"""

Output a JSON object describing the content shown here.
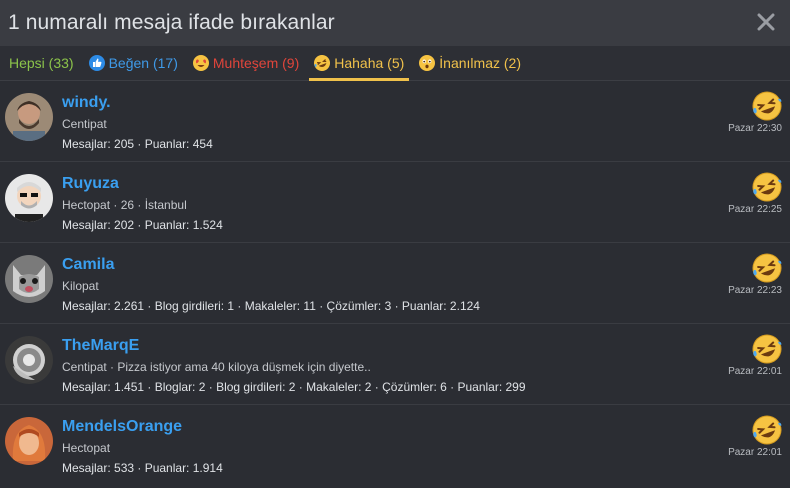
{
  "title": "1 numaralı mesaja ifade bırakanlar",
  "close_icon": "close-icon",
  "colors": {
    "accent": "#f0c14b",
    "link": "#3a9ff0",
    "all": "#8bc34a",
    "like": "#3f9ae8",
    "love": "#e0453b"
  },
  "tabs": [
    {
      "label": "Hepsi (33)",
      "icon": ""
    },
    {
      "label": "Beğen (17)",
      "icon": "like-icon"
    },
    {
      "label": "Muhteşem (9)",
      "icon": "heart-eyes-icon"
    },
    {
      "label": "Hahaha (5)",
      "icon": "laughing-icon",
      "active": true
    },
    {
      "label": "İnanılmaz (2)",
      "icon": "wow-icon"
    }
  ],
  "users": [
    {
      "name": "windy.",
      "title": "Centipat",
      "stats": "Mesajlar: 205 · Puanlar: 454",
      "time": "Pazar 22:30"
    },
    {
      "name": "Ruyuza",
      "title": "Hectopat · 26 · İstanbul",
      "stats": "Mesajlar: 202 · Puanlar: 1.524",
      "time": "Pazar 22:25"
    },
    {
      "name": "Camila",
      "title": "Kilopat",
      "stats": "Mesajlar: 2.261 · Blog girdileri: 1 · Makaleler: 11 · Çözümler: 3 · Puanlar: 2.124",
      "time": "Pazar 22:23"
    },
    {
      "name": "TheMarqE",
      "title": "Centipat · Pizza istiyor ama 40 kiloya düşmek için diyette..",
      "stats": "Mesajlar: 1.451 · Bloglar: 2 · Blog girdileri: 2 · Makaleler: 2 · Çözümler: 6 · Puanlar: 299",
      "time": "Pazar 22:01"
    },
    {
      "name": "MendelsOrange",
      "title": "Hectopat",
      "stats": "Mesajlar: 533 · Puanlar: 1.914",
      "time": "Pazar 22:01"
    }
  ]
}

"""

Copy each line of the records above that carries the word "Mesajlar".

### [The completed task]
      "stats": "Mesajlar: 205 · Puanlar: 454",
      "stats": "Mesajlar: 202 · Puanlar: 1.524",
      "stats": "Mesajlar: 2.261 · Blog girdileri: 1 · Makaleler: 11 · Çözümler: 3 · Puanlar: 2.124",
      "stats": "Mesajlar: 1.451 · Bloglar: 2 · Blog girdileri: 2 · Makaleler: 2 · Çözümler: 6 · Puanlar: 299",
      "stats": "Mesajlar: 533 · Puanlar: 1.914",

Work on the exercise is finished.